§ **Selected passage**
========
The meaning of the word relax and the other language employed in the amendment under consideration must be gauged in the light of its legislative history, the circumstances obtaining at the time of its passage, and the evils it sought to correct. 39 Tex. Jur. 229 et seq. And whenever the legislative purpose is ascertained, the significance of words used may be restricted or enlarged in order to effectuate that purpose and to give the the act the meaning which the lawmakers manifestly intended. State v. Standard Oil Co., 130 Texas 313, 107 S. W. (2d) 550. Giving effect to these principles, it appears clear that this statute has the import ascribed to it by the district court. It would virtually empty the- legislation of meaning for a railroad company, as in this case, to demonstrate to the Commission indisputably that certain intrastate passenger train services are losing heavily and still be denied any measure of relaxation of the Commission requirement that these onerous operations be continued.

Indeed, this is the interpretation which the Attorney General *547and the Railroad Commission originally gave to the 1938 act. Shortly after the amendment became effective, the Commission requested the Attorney General" for an opinion as to whether it was compelled by the enactment to grant “authority to railway companies making applications for such relief to discontinue passenger train service” when the evidence demonstrated “that on any railroad, or part, or portion or branch thereof, passenger service as frequent as one train each day, Sundays excepted, with the passenger traffic offered and reasonably to be expected, does not and will not pay the cost of such service plus a reasonable return upon the property employed in the rendition of such service.”

The Attorney General’s opinion, in response to this Commission inquiry, reads in part:

“The obvious purpose of this legislative act was to remove from the statutes an arbitrary requirement of minimum service which has, within recent years, proven in many instances to impose an unreasonable burden upon railways. The Legislature has, by this means, vested the Commission with the discretion and power, by proper orders, of removing these illegal burdens. * * *
“It is my judgment that should the Commission determine, after hearing, that existing train service requirements were resulting in a loss to a railway and should, nevertheless, refuse to relax such service requirements, that such refusal on the part of the Commission would be against the plain provisions of the act in question.” (Opinions of the Attorney General, Book 350, p. 412.)

In conformity with the Attorney General’s opinion, as has been observed, the Commission authorized the railroad company in, 1936 and 1938 to discontinue the very passenger train service now in question. Moreover, it appears without dispute that after the 1933 amendment went into effect the Railroad Commission had granted other applications to discontinue intrastate passenger train service upon a showing that it was being rendered at a loss.

Were the legislative intent not so plainly apparent, this contemporaneous construction of the act by the Railroad Commission, which was charged with the duty of its enforcement, would be worthy of serious consideration as an aid to interpretation, and particularly so here, where that construction appears to have been sanctioned by long acquiesence. 39 Tex. Jur. 234 et *548seq.; 42 Am. Jur., Public Administrative Law, sec. 78. But resort to those aids to construction is not required in this situation where the meaning of the statute is so manifest.
========
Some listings
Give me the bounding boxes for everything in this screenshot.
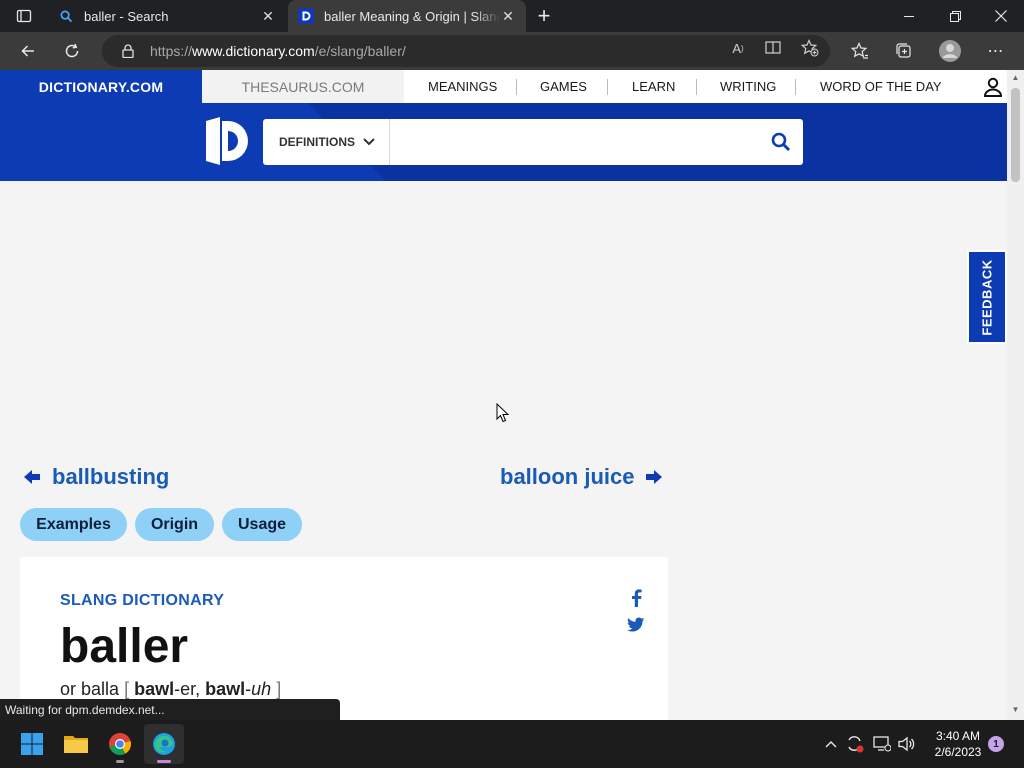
show-hidden-icons-chevron-up-icon[interactable] [820,732,842,756]
tab-actions-button[interactable] [8,0,40,32]
page-scrollbar[interactable]: ▲ ▼ [1007,70,1024,720]
url-text: https://www.dictionary.com/e/slang/balle… [150,43,406,59]
network-icon[interactable] [871,732,893,756]
lock-icon[interactable] [114,44,142,58]
web-page: DICTIONARY.COM THESAURUS.COM MEANINGS GA… [0,70,1007,720]
profile-icon [939,40,961,62]
immersive-reader-icon[interactable] [762,38,786,58]
next-word-link[interactable]: balloon juice [500,464,663,490]
usage-button[interactable]: Usage [222,508,302,541]
edge-icon [153,733,175,755]
entry-card: SLANG DICTIONARY baller or balla [ bawl-… [20,557,668,720]
tab-title: baller Meaning & Origin | Slang by Dicti… [324,8,500,24]
dictionary-logo-icon[interactable] [204,117,248,165]
back-button[interactable] [12,35,44,67]
arrow-right-icon [646,470,663,484]
origin-button[interactable]: Origin [135,508,214,541]
search-box: DEFINITIONS [263,119,803,165]
search-icon [58,8,74,24]
collections-icon[interactable] [888,35,920,67]
search-icon [771,132,791,152]
twitter-icon[interactable] [627,617,645,633]
nav-divider [607,79,608,95]
search-submit-button[interactable] [759,132,803,152]
close-tab-icon[interactable]: ✕ [260,8,276,25]
feedback-button[interactable]: FEEDBACK [967,250,1007,344]
windows-logo-icon [21,733,43,755]
arrow-left-icon [24,470,40,484]
browser-tab-bar: baller - Search ✕ baller Meaning & Origi… [0,0,1024,32]
examples-button[interactable]: Examples [20,508,127,541]
nav-learn[interactable]: LEARN [632,70,675,103]
pronunciation: or balla [ bawl-er, bawl-uh ] [60,679,282,699]
scroll-up-icon[interactable]: ▲ [1011,74,1020,82]
definitions-dropdown-label: DEFINITIONS [279,135,356,149]
clock-date: 2/6/2023 [934,745,982,759]
tab-search[interactable]: baller - Search ✕ [48,0,286,32]
system-clock[interactable]: 3:40 AM 2/6/2023 [924,728,992,760]
edge-button[interactable] [144,724,184,764]
profile-avatar[interactable] [934,35,966,67]
read-aloud-icon[interactable]: A) [726,38,750,58]
chrome-button[interactable] [100,724,140,764]
tab-dictionary[interactable]: baller Meaning & Origin | Slang by Dicti… [288,0,526,32]
dictionary-brand-link[interactable]: DICTIONARY.COM [0,70,202,103]
status-bar: Waiting for dpm.demdex.net... [0,699,340,720]
chevron-down-icon [363,138,375,146]
nav-writing[interactable]: WRITING [720,70,776,103]
more-options-icon[interactable]: ⋯ [980,35,1012,67]
app-running-indicator [116,760,124,763]
user-account-icon[interactable] [982,76,1004,98]
close-tab-icon[interactable]: ✕ [500,8,516,25]
folder-icon [64,736,88,753]
restore-icon[interactable] [932,0,978,32]
thesaurus-link[interactable]: THESAURUS.COM [202,70,404,103]
refresh-button[interactable] [56,35,88,67]
slang-dictionary-label: SLANG DICTIONARY [60,592,225,609]
close-window-icon[interactable] [978,0,1024,32]
nav-divider [516,79,517,95]
file-explorer-button[interactable] [56,724,96,764]
definitions-dropdown[interactable]: DEFINITIONS [263,119,391,165]
clock-time: 3:40 AM [935,729,981,743]
mouse-cursor-icon [496,403,509,423]
new-tab-button[interactable]: + [530,0,558,32]
dictionary-favicon-icon [298,8,314,24]
minimize-icon[interactable] [886,0,932,32]
nav-word-of-the-day[interactable]: WORD OF THE DAY [820,70,942,103]
refresh-icon [65,43,79,58]
nav-games[interactable]: GAMES [540,70,587,103]
nav-divider [795,79,796,95]
start-button[interactable] [12,724,52,764]
chrome-icon [109,733,131,755]
search-input[interactable] [390,120,759,164]
url-bar[interactable]: https://www.dictionary.com/e/slang/balle… [102,35,830,67]
scroll-thumb[interactable] [1011,88,1020,182]
tab-title: baller - Search [84,8,169,24]
sync-alert-icon[interactable] [844,732,866,756]
headword: baller [60,620,189,673]
volume-icon[interactable] [896,732,918,756]
previous-word-link[interactable]: ballbusting [24,464,169,490]
app-active-indicator [157,760,171,763]
scroll-down-icon[interactable]: ▼ [1011,706,1020,714]
notification-badge[interactable]: 1 [988,736,1004,752]
nav-divider [696,79,697,95]
search-hero: DEFINITIONS [0,103,1007,181]
tab-actions-icon [16,9,32,23]
facebook-icon[interactable] [629,589,643,607]
site-navigation: DICTIONARY.COM THESAURUS.COM MEANINGS GA… [0,70,1007,103]
address-toolbar: https://www.dictionary.com/e/slang/balle… [0,32,1024,70]
add-favorite-icon[interactable] [798,38,822,58]
nav-meanings[interactable]: MEANINGS [428,70,497,103]
back-arrow-icon [21,45,34,57]
windows-taskbar: 3:40 AM 2/6/2023 1 [0,720,1024,768]
favorites-icon[interactable] [844,35,876,67]
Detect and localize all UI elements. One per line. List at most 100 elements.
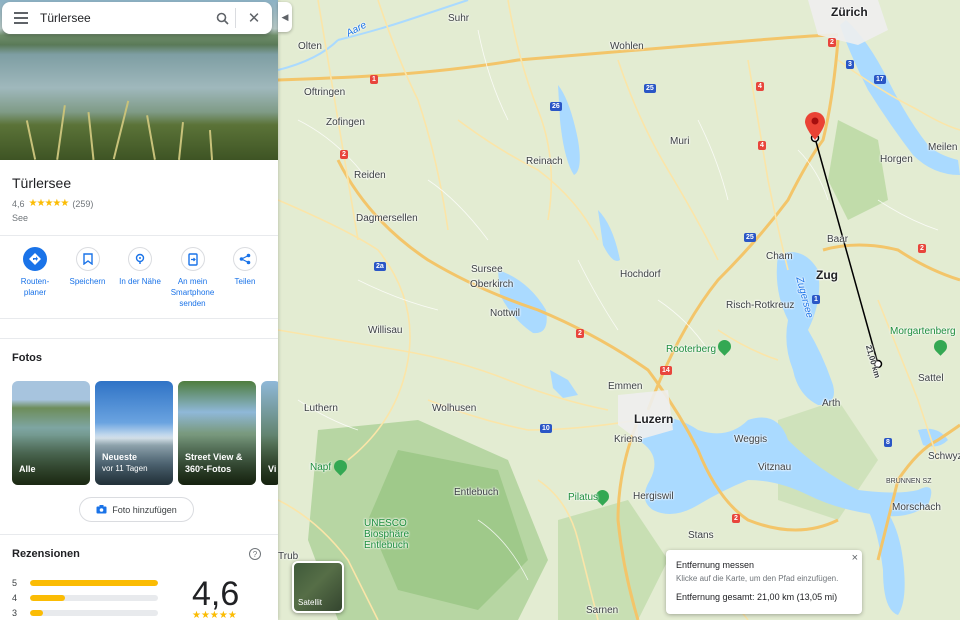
save-button[interactable]: Speichern xyxy=(63,247,113,309)
map-label-pilatus[interactable]: Pilatus xyxy=(568,492,598,503)
directions-label: Routen- planer xyxy=(20,277,50,297)
nearby-label: In der Nähe xyxy=(119,277,161,286)
review-count-link[interactable]: (259) xyxy=(72,199,93,209)
map-label-sursee[interactable]: Sursee xyxy=(471,264,503,275)
map-label-reiden[interactable]: Reiden xyxy=(354,170,386,181)
map-label-olten[interactable]: Olten xyxy=(298,41,322,52)
add-photo-button[interactable]: Foto hinzufügen xyxy=(79,497,194,522)
share-label: Teilen xyxy=(234,277,256,286)
road-shield: 1 xyxy=(370,75,378,84)
map-label-morgartenberg[interactable]: Morgartenberg xyxy=(890,326,956,337)
send-to-phone-button[interactable]: An mein Smartphone senden xyxy=(168,247,218,309)
map-label-wolhusen[interactable]: Wolhusen xyxy=(432,403,476,414)
road-shield: 1 xyxy=(812,295,820,304)
photos-section-title: Fotos xyxy=(12,352,42,364)
map-label-horgen[interactable]: Horgen xyxy=(880,154,913,165)
map-label-morschach[interactable]: Morschach xyxy=(892,502,941,513)
map-label-zofingen[interactable]: Zofingen xyxy=(326,117,365,128)
rating-bar-fill xyxy=(30,594,65,601)
map-label-vitznau[interactable]: Vitznau xyxy=(758,462,791,473)
rating-bar-track xyxy=(30,609,158,616)
measure-total: Entfernung gesamt: 21,00 km (13,05 mi) xyxy=(676,592,838,602)
photo-tile-label: Vi xyxy=(268,464,277,474)
nearby-button[interactable]: In der Nähe xyxy=(115,247,165,309)
map-label-dagmersellen[interactable]: Dagmersellen xyxy=(356,213,418,224)
map-label-stans[interactable]: Stans xyxy=(688,530,714,541)
search-box[interactable]: Türlersee ✕ xyxy=(2,2,272,34)
map-label-schwyz[interactable]: Schwyz xyxy=(928,451,960,462)
menu-icon[interactable] xyxy=(2,12,40,24)
search-input[interactable]: Türlersee xyxy=(40,11,209,25)
map-label-cham[interactable]: Cham xyxy=(766,251,793,262)
map-label-meilen[interactable]: Meilen xyxy=(928,142,957,153)
map-label-emmen[interactable]: Emmen xyxy=(608,381,642,392)
road-shield: 17 xyxy=(874,75,886,84)
map-label-rooterberg[interactable]: Rooterberg xyxy=(666,344,716,355)
place-category[interactable]: See xyxy=(12,213,272,223)
add-photo-label: Foto hinzufügen xyxy=(112,504,177,515)
photo-tile-streetview[interactable]: Street View & 360°-Fotos xyxy=(178,381,256,485)
map-label-suhr[interactable]: Suhr xyxy=(448,13,469,24)
map-label-napf[interactable]: Napf xyxy=(310,462,331,473)
road-shield: 25 xyxy=(644,84,656,93)
map-label-reinach[interactable]: Reinach xyxy=(526,156,563,167)
map-label-oftringen[interactable]: Oftringen xyxy=(304,87,345,98)
close-icon[interactable]: × xyxy=(852,552,858,564)
action-buttons: Routen- planer Speichern In der Nähe An … xyxy=(10,247,270,309)
satellite-layer-button[interactable]: Satellit xyxy=(292,561,344,613)
road-shield: 4 xyxy=(756,82,764,91)
help-icon[interactable]: ? xyxy=(249,548,261,560)
map-label-zug[interactable]: Zug xyxy=(816,268,838,282)
road-shield: 4 xyxy=(758,141,766,150)
share-icon xyxy=(233,247,257,271)
measure-distance-card: Entfernung messen Klicke auf die Karte, … xyxy=(666,550,862,614)
map-canvas[interactable]: Zürich Luzern Zug Suhr Olten Wohlen Oftr… xyxy=(278,0,960,620)
place-panel: Türlersee ✕ Türlersee 4,6 ★★★★★ (259) Se… xyxy=(0,0,278,620)
map-label-wohlen[interactable]: Wohlen xyxy=(610,41,644,52)
map-label-arth[interactable]: Arth xyxy=(822,398,840,409)
collapse-panel-button[interactable]: ◀ xyxy=(278,2,292,32)
save-label: Speichern xyxy=(69,277,106,286)
photo-tile-video[interactable]: Vi xyxy=(261,381,278,485)
share-button[interactable]: Teilen xyxy=(220,247,270,309)
map-label-luzern[interactable]: Luzern xyxy=(634,412,673,426)
place-rating: 4,6 ★★★★★ (259) xyxy=(12,198,272,209)
photo-tile-label: Neueste vor 11 Tagen xyxy=(102,451,148,475)
map-label-sattel[interactable]: Sattel xyxy=(918,373,944,384)
map-label-unesco[interactable]: UNESCO Biosphäre Entlebuch xyxy=(364,518,409,551)
photo-strip: Alle Neueste vor 11 Tagen Street View & … xyxy=(12,381,278,485)
map-label-hochdorf[interactable]: Hochdorf xyxy=(620,269,661,280)
bookmark-icon xyxy=(75,247,100,271)
rating-bar-star-label: 3 xyxy=(12,607,18,618)
rating-bar-fill xyxy=(30,579,158,586)
photo-tile-all[interactable]: Alle xyxy=(12,381,90,485)
map-label-nottwil[interactable]: Nottwil xyxy=(490,308,520,319)
directions-button[interactable]: Routen- planer xyxy=(10,247,60,309)
map-label-luthern[interactable]: Luthern xyxy=(304,403,338,414)
map-label-kriens[interactable]: Kriens xyxy=(614,434,642,445)
map-label-oberkirch[interactable]: Oberkirch xyxy=(470,279,513,290)
road-shield: 8 xyxy=(884,438,892,447)
road-shield: 10 xyxy=(540,424,552,433)
search-icon[interactable] xyxy=(209,12,235,25)
map-label-zurich[interactable]: Zürich xyxy=(831,5,868,19)
photo-tile-newest[interactable]: Neueste vor 11 Tagen xyxy=(95,381,173,485)
send-to-phone-icon xyxy=(180,247,205,271)
map-label-sarnen[interactable]: Sarnen xyxy=(586,605,618,616)
place-header: Türlersee 4,6 ★★★★★ (259) See xyxy=(12,175,272,223)
map-label-baar[interactable]: Baar xyxy=(827,234,848,245)
map-label-willisau[interactable]: Willisau xyxy=(368,325,402,336)
photo-tile-label: Alle xyxy=(19,464,36,474)
map-label-risch[interactable]: Risch-Rotkreuz xyxy=(726,300,794,311)
clear-search-icon[interactable]: ✕ xyxy=(236,9,272,27)
road-shield: 2 xyxy=(828,38,836,47)
photo-tile-sub: vor 11 Tagen xyxy=(102,464,148,473)
map-label-hergiswil[interactable]: Hergiswil xyxy=(633,491,674,502)
road-shield: 2 xyxy=(340,150,348,159)
road-shield: 14 xyxy=(660,366,672,375)
map-label-entlebuch[interactable]: Entlebuch xyxy=(454,487,498,498)
map-label-brunnen[interactable]: BRUNNEN SZ xyxy=(886,478,932,485)
nearby-icon xyxy=(128,247,152,271)
map-label-muri[interactable]: Muri xyxy=(670,136,689,147)
map-label-weggis[interactable]: Weggis xyxy=(734,434,767,445)
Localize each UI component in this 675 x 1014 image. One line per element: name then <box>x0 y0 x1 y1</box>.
========
§ **Your tasks**
A. Please copy out the section of the listing that begins with the line containing "save-button[interactable]: Speichern xyxy=(63,247,113,309)" and ends with the line containing "map-label-sursee[interactable]: Sursee xyxy=(471,264,503,275)", including both of those lines, without changing anything.
B. Continue the court opinion on the railroad passenger service amendment from where it stops.

§ **The answers**
A.
save-button[interactable]: Speichern xyxy=(63,247,113,309)
map-label-pilatus[interactable]: Pilatus xyxy=(568,492,598,503)
directions-label: Routen- planer xyxy=(20,277,50,297)
nearby-label: In der Nähe xyxy=(119,277,161,286)
review-count-link[interactable]: (259) xyxy=(72,199,93,209)
map-label-sursee[interactable]: Sursee xyxy=(471,264,503,275)

B.
The direction in the 1933 amendment to the effect that in given situations the Railroad Commission shall relax the requirement of minimum passenger train service no doubt vested in the Commission a discretion as to the degree of relaxation required to stop the operating loss. Conceivably, although somewhat difficult to imagine, there might be cases where passenger trains might operate less often than daily and upon such a reduced schedule yield an operating profit. But no such a situation is presented here. Indeed, in the district court the railroad company offered proof that a reduced service would not stop the loss, but this evidence was stricken on motion of the Railroad Commission. Accordingly, the only measure of relaxation presented in this record which would afford the relief to which the railroad company was entitled was a cessation of the deficit operation of these trains until development warrant the conclusion that a resumption of the operations either upon a daily except Sunday or other basis would both be necessary in the rendition of an adequate public service and would pay within the meaning of the statute. And the Railroad Commission indubitably has continuing jurisdiction to require, if warranted by the facts, a resumption of this service whenever it appears that it is needed and will pay.

It is not thought accurrate to say that what the company sought was a complete abandonment of the train service in controversy. The cessation of operations sought was not an utter and final abandonment of the service. Rather, it was relief of a contingent and transitory nature dependent upon changing conditions, as we have been at pains to show.

The other points presented by the Commission were properly disposed of by the Court of Civil Appeals and accordingly will not be noticed at length.

The judgment of the Court of Civil Appeals is reversed and that of the district court affirmed.

Opinion delivered March 12, 1947.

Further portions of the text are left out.